--- Begin Given records ---

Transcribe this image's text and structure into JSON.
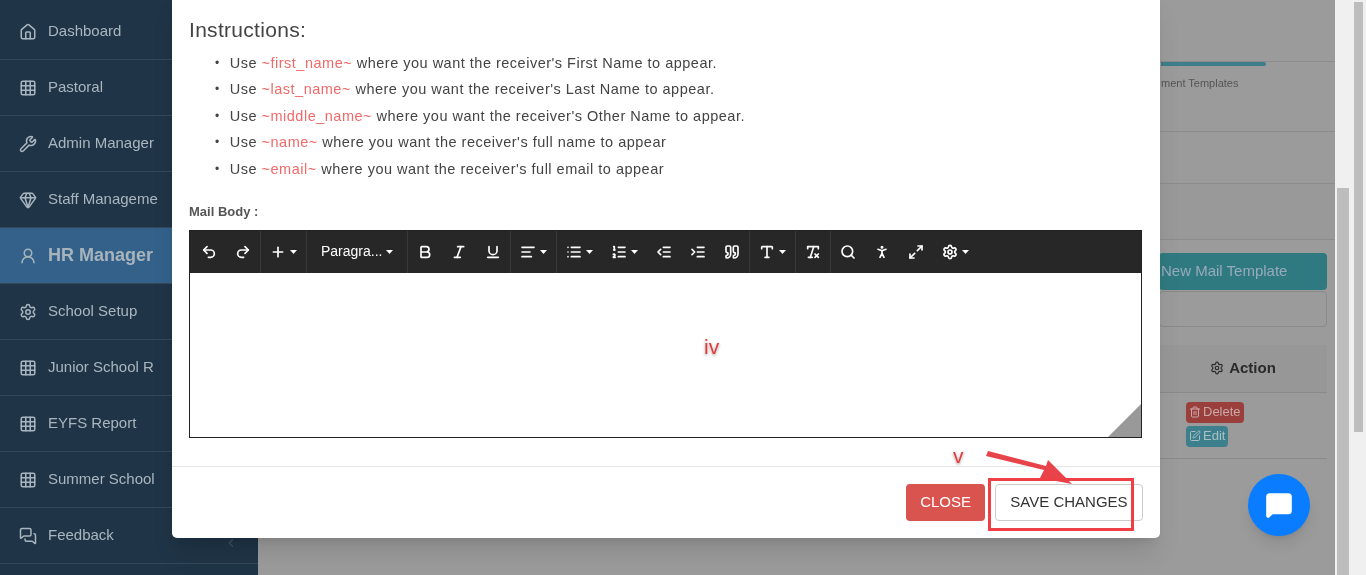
{
  "sidebar": {
    "items": [
      {
        "label": "Dashboard",
        "selected": false
      },
      {
        "label": "Pastoral",
        "selected": false
      },
      {
        "label": "Admin Manager",
        "selected": false
      },
      {
        "label": "Staff Manageme",
        "selected": false
      },
      {
        "label": "HR Manager",
        "selected": true
      },
      {
        "label": "School Setup",
        "selected": false
      },
      {
        "label": "Junior School R",
        "selected": false
      },
      {
        "label": "EYFS Report",
        "selected": false
      },
      {
        "label": "Summer School",
        "selected": false
      },
      {
        "label": "Feedback",
        "selected": false
      }
    ]
  },
  "background_page": {
    "tab": "ment Templates",
    "new_button": "New Mail Template",
    "action_header": "Action",
    "row_buttons": [
      "Delete",
      "Edit"
    ]
  },
  "modal": {
    "instructions_title": "Instructions:",
    "instructions": [
      {
        "bullet": "•",
        "lead": "Use",
        "tag": "~first_name~",
        "rest": "where you want the receiver's First Name to appear."
      },
      {
        "bullet": "•",
        "lead": "Use",
        "tag": "~last_name~",
        "rest": "where you want the receiver's Last Name to appear."
      },
      {
        "bullet": "•",
        "lead": "Use",
        "tag": "~middle_name~",
        "rest": "where you want the receiver's Other Name to appear."
      },
      {
        "bullet": "•",
        "lead": "Use",
        "tag": "~name~",
        "rest": "where you want the receiver's full name to appear"
      },
      {
        "bullet": "•",
        "lead": "Use",
        "tag": "~email~",
        "rest": "where you want the receiver's full email to appear"
      }
    ],
    "body_label": "Mail Body :",
    "format_dropdown": "Paragra...",
    "buttons": {
      "close": "CLOSE",
      "save": "SAVE CHANGES"
    }
  },
  "annotations": [
    "iv",
    "v"
  ]
}
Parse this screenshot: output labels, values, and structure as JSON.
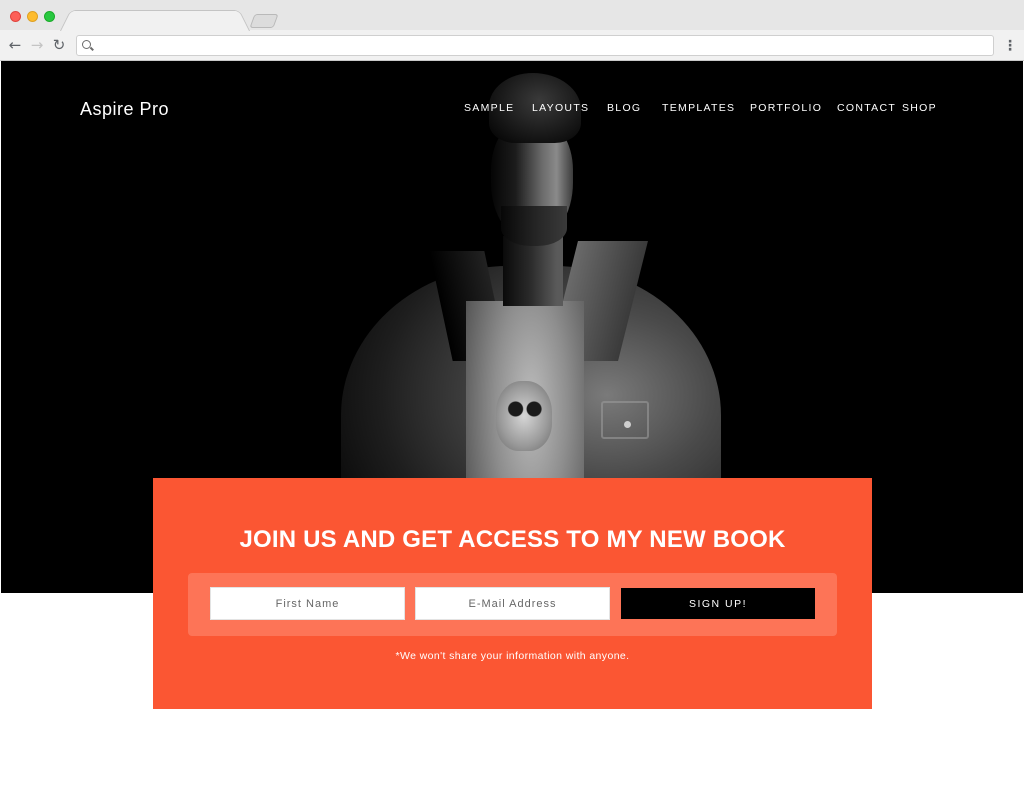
{
  "browser": {
    "url": "",
    "tab_title": ""
  },
  "site": {
    "title": "Aspire Pro",
    "nav": [
      "SAMPLE",
      "LAYOUTS",
      "BLOG",
      "TEMPLATES",
      "PORTFOLIO",
      "CONTACT",
      "SHOP"
    ]
  },
  "signup": {
    "heading": "JOIN US AND GET ACCESS TO MY NEW BOOK",
    "first_name_placeholder": "First Name",
    "email_placeholder": "E-Mail Address",
    "button_label": "SIGN UP!",
    "disclaimer": "*We won't share your information with anyone."
  },
  "colors": {
    "accent": "#fb5633",
    "hero_background": "#000000",
    "button": "#000000"
  }
}
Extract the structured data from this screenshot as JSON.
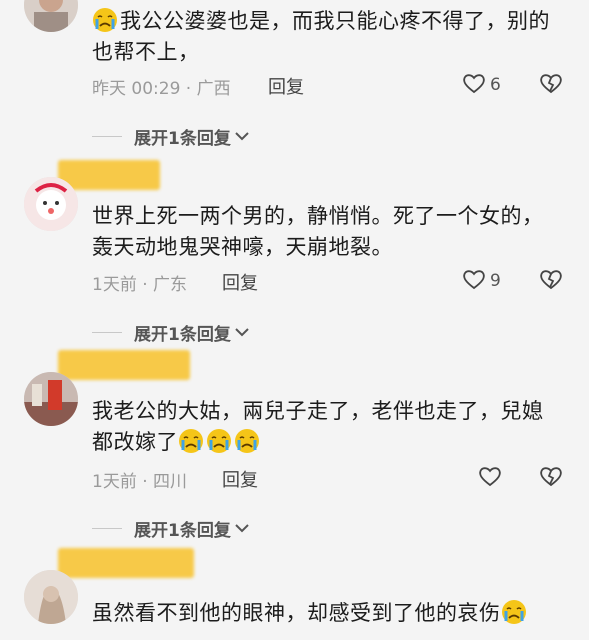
{
  "comments": [
    {
      "text": "我公公婆婆也是，而我只能心疼不得了，别的也帮不上，",
      "time": "昨天 00:29 · 广西",
      "reply_label": "回复",
      "like_count": "6",
      "expand_label": "展开1条回复"
    },
    {
      "text": "世界上死一两个男的，静悄悄。死了一个女的，轰天动地鬼哭神嚎，天崩地裂。",
      "time": "1天前 · 广东",
      "reply_label": "回复",
      "like_count": "9",
      "expand_label": "展开1条回复"
    },
    {
      "text": "我老公的大姑，兩兒子走了，老伴也走了，兒媳都改嫁了",
      "time": "1天前 · 四川",
      "reply_label": "回复",
      "like_count": "",
      "expand_label": "展开1条回复"
    },
    {
      "text": "虽然看不到他的眼神，却感受到了他的哀伤"
    }
  ],
  "icons": {
    "like": "heart-outline-icon",
    "dislike": "broken-heart-icon",
    "expand": "chevron-down-icon",
    "emoji": "crying-face-emoji"
  },
  "colors": {
    "name_highlight": "#f7c948",
    "emoji_face": "#f5c518",
    "tear": "#3fa3e6"
  }
}
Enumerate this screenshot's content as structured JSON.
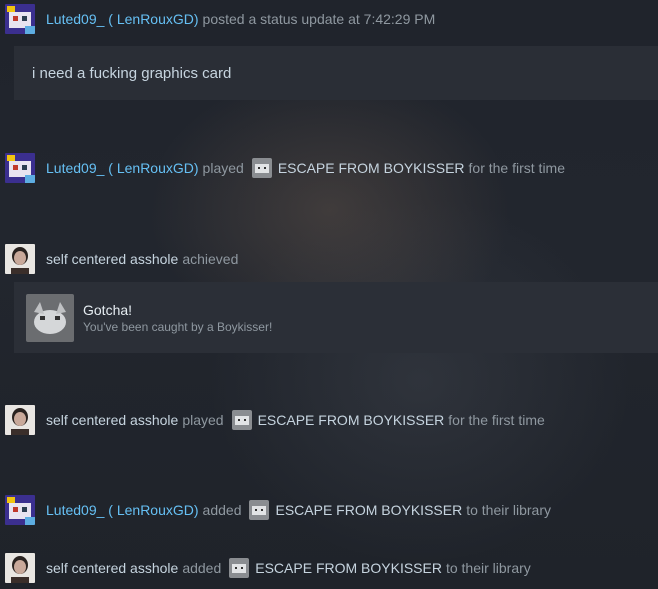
{
  "colors": {
    "link": "#66c0f4",
    "text": "#c6d4df",
    "muted": "#8f98a0",
    "panel": "#2a2e36"
  },
  "icons": {
    "user_avatar_luted": "pixel-avatar-icon",
    "user_avatar_self": "portrait-avatar-icon",
    "game": "game-icon",
    "achievement": "achievement-icon"
  },
  "feed": [
    {
      "user": "Luted09_ ( LenRouxGD)",
      "action": "posted a status update at 7:42:29 PM",
      "status": "i need a fucking graphics card"
    },
    {
      "user": "Luted09_ ( LenRouxGD)",
      "verb": "played",
      "game": "ESCAPE FROM BOYKISSER",
      "tail": "for the first time"
    },
    {
      "user": "self centered asshole",
      "verb": "achieved",
      "achievement": {
        "title": "Gotcha!",
        "description": "You've been caught by a Boykisser!"
      }
    },
    {
      "user": "self centered asshole",
      "verb": "played",
      "game": "ESCAPE FROM BOYKISSER",
      "tail": "for the first time"
    },
    {
      "user": "Luted09_ ( LenRouxGD)",
      "verb": "added",
      "game": "ESCAPE FROM BOYKISSER",
      "tail": "to their library"
    },
    {
      "user": "self centered asshole",
      "verb": "added",
      "game": "ESCAPE FROM BOYKISSER",
      "tail": "to their library"
    }
  ]
}
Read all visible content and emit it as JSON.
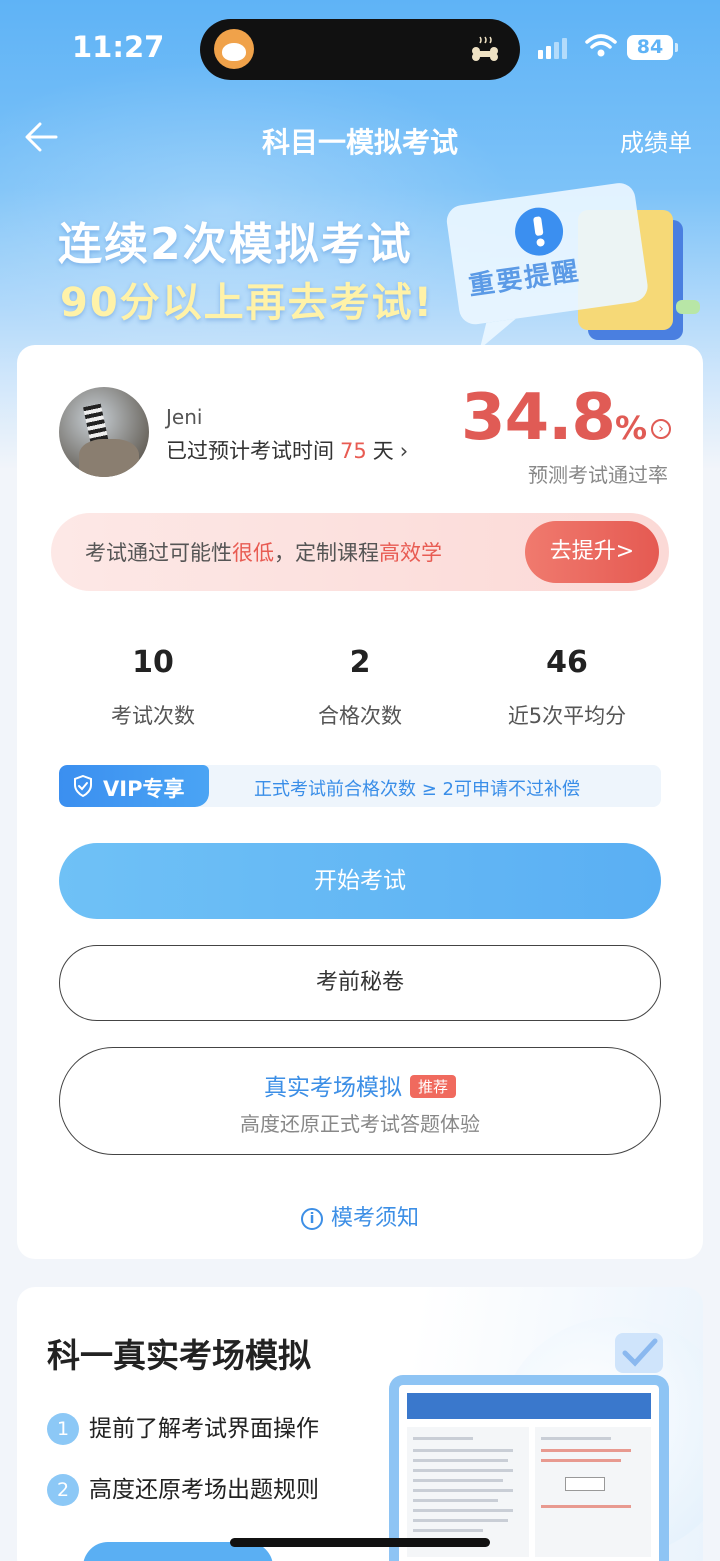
{
  "status_bar": {
    "time": "11:27",
    "battery": "84"
  },
  "nav": {
    "title": "科目一模拟考试",
    "right_link": "成绩单"
  },
  "banner": {
    "line1": "连续2次模拟考试",
    "line2": "90分以上再去考试!",
    "notice_text": "重要提醒"
  },
  "profile": {
    "username": "Jeni",
    "days_prefix": "已过预计考试时间",
    "days_value": "75",
    "days_suffix": "天",
    "pass_rate_value": "34.8",
    "pass_rate_unit": "%",
    "pass_rate_label": "预测考试通过率"
  },
  "alert": {
    "text_part1": "考试通过可能性",
    "text_highlight1": "很低",
    "text_part2": "，定制课程",
    "text_highlight2": "高效学",
    "button_label": "去提升>"
  },
  "stats": [
    {
      "value": "10",
      "label": "考试次数"
    },
    {
      "value": "2",
      "label": "合格次数"
    },
    {
      "value": "46",
      "label": "近5次平均分"
    }
  ],
  "vip": {
    "tag": "VIP专享",
    "text": "正式考试前合格次数 ≥ 2可申请不过补偿"
  },
  "buttons": {
    "start": "开始考试",
    "secret": "考前秘卷",
    "real_title": "真实考场模拟",
    "real_badge": "推荐",
    "real_sub": "高度还原正式考试答题体验"
  },
  "notice_link": "模考须知",
  "section2": {
    "title": "科一真实考场模拟",
    "points": [
      {
        "n": "1",
        "text": "提前了解考试界面操作"
      },
      {
        "n": "2",
        "text": "高度还原考场出题规则"
      }
    ]
  },
  "colors": {
    "accent_blue": "#5aaff3",
    "alert_red": "#e05b55"
  }
}
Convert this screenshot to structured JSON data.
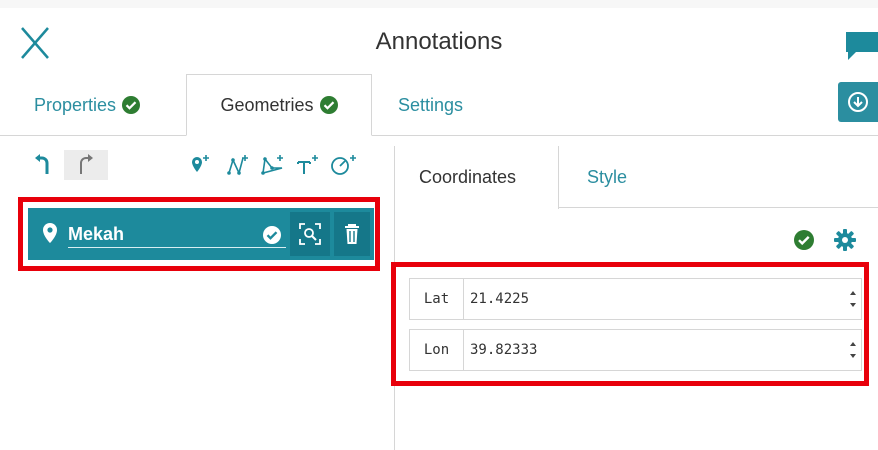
{
  "dialog": {
    "title": "Annotations"
  },
  "tabs": [
    {
      "label": "Properties",
      "active": false
    },
    {
      "label": "Geometries",
      "active": true
    },
    {
      "label": "Settings",
      "active": false
    }
  ],
  "colors": {
    "accent": "#1d8a9c",
    "accent_dark": "#157789",
    "link": "#2b8ea0",
    "ok_green": "#2e7d32",
    "highlight": "#e8000b"
  },
  "tools": [
    "undo-icon",
    "redo-icon",
    "add-point-icon",
    "add-line-icon",
    "add-polygon-icon",
    "add-text-icon",
    "add-circle-icon"
  ],
  "geometry": {
    "name": "Mekah",
    "type_icon": "map-pin-icon"
  },
  "subtabs": [
    {
      "label": "Coordinates",
      "active": true
    },
    {
      "label": "Style",
      "active": false
    }
  ],
  "coordinates": [
    {
      "label": "Lat",
      "value": "21.4225"
    },
    {
      "label": "Lon",
      "value": "39.82333"
    }
  ]
}
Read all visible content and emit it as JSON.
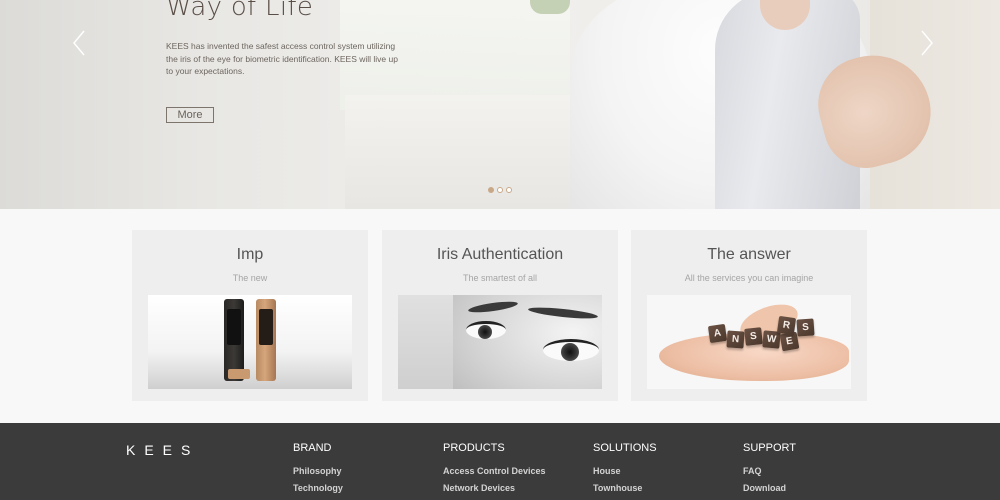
{
  "hero": {
    "title": "Way of Life",
    "description": "KEES has invented the safest access control system utilizing the iris of the eye for biometric identification. KEES will live up to your expectations.",
    "more_label": "More",
    "slide_total": 3,
    "slide_active": 1
  },
  "cards": [
    {
      "title": "Imp",
      "subtitle": "The new"
    },
    {
      "title": "Iris Authentication",
      "subtitle": "The smartest of all"
    },
    {
      "title": "The answer",
      "subtitle": "All the services you can imagine"
    }
  ],
  "answer_tiles": [
    "A",
    "N",
    "S",
    "W",
    "E",
    "R",
    "S"
  ],
  "footer": {
    "logo": "KEES",
    "columns": [
      {
        "heading": "BRAND",
        "links": [
          "Philosophy",
          "Technology"
        ]
      },
      {
        "heading": "PRODUCTS",
        "links": [
          "Access Control Devices",
          "Network Devices"
        ]
      },
      {
        "heading": "SOLUTIONS",
        "links": [
          "House",
          "Townhouse"
        ]
      },
      {
        "heading": "SUPPORT",
        "links": [
          "FAQ",
          "Download"
        ]
      }
    ]
  },
  "colors": {
    "accent": "#c9a888",
    "footer_bg": "#3b3b3b",
    "card_bg": "#eeeeee"
  }
}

--- End Given records ---

Extract each line holding the word "achievement" from the records.

Written response:
    "achievement": "achievement-icon"
      "achievement": {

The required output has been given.